## Begin Information provided

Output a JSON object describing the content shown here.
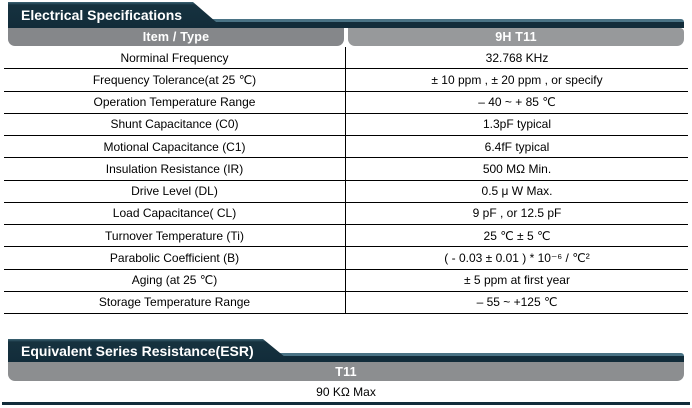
{
  "colors": {
    "header_navy": "#122c3a",
    "teal_edge": "#4a7385",
    "gray_header_left": "#85878a",
    "gray_header_right": "#97999b",
    "gray_header_esr": "#8c8e90",
    "border": "#000000"
  },
  "electrical": {
    "title": "Electrical Specifications",
    "columns": {
      "item": "Item / Type",
      "type": "9H T11"
    },
    "rows": [
      {
        "item": "Norminal Frequency",
        "value": "32.768 KHz"
      },
      {
        "item": "Frequency Tolerance(at 25 ℃)",
        "value": "± 10 ppm , ± 20 ppm , or specify"
      },
      {
        "item": "Operation Temperature Range",
        "value": "– 40 ~ + 85 ℃"
      },
      {
        "item": "Shunt Capacitance (C0)",
        "value": "1.3pF typical"
      },
      {
        "item": "Motional Capacitance (C1)",
        "value": "6.4fF typical"
      },
      {
        "item": "Insulation Resistance (IR)",
        "value": "500 MΩ Min."
      },
      {
        "item": "Drive Level (DL)",
        "value": "0.5 μ W Max."
      },
      {
        "item": "Load Capacitance( CL)",
        "value": "9 pF , or 12.5 pF"
      },
      {
        "item": "Turnover Temperature (Ti)",
        "value": "25 ℃ ± 5 ℃"
      },
      {
        "item": "Parabolic Coefficient (B)",
        "value": "( - 0.03 ± 0.01 ) * 10⁻⁶ / ℃²"
      },
      {
        "item": "Aging (at 25 ℃)",
        "value": "± 5 ppm at first year"
      },
      {
        "item": "Storage Temperature Range",
        "value": "– 55 ~ +125 ℃"
      }
    ]
  },
  "esr": {
    "title": "Equivalent Series Resistance(ESR)",
    "column": "T11",
    "value": "90 KΩ Max"
  }
}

## End Information provided

## [What this task involves]
The records above need to be restated word for word, with the pictures left out.

## [Exercise solution]
Output a JSON object describing the content shown here.
{
  "colors": {
    "header_navy": "#122c3a",
    "teal_edge": "#4a7385",
    "gray_header_left": "#85878a",
    "gray_header_right": "#97999b",
    "gray_header_esr": "#8c8e90",
    "border": "#000000"
  },
  "electrical": {
    "title": "Electrical Specifications",
    "columns": {
      "item": "Item / Type",
      "type": "9H T11"
    },
    "rows": [
      {
        "item": "Norminal Frequency",
        "value": "32.768 KHz"
      },
      {
        "item": "Frequency Tolerance(at 25 ℃)",
        "value": "± 10 ppm , ± 20 ppm , or specify"
      },
      {
        "item": "Operation Temperature Range",
        "value": "– 40 ~ + 85 ℃"
      },
      {
        "item": "Shunt Capacitance (C0)",
        "value": "1.3pF typical"
      },
      {
        "item": "Motional Capacitance (C1)",
        "value": "6.4fF typical"
      },
      {
        "item": "Insulation Resistance (IR)",
        "value": "500 MΩ Min."
      },
      {
        "item": "Drive Level (DL)",
        "value": "0.5 μ W Max."
      },
      {
        "item": "Load Capacitance( CL)",
        "value": "9 pF , or 12.5 pF"
      },
      {
        "item": "Turnover Temperature (Ti)",
        "value": "25 ℃ ± 5 ℃"
      },
      {
        "item": "Parabolic Coefficient (B)",
        "value": "( - 0.03 ± 0.01 ) * 10⁻⁶ / ℃²"
      },
      {
        "item": "Aging (at 25 ℃)",
        "value": "± 5 ppm at first year"
      },
      {
        "item": "Storage Temperature Range",
        "value": "– 55 ~ +125 ℃"
      }
    ]
  },
  "esr": {
    "title": "Equivalent Series Resistance(ESR)",
    "column": "T11",
    "value": "90 KΩ Max"
  }
}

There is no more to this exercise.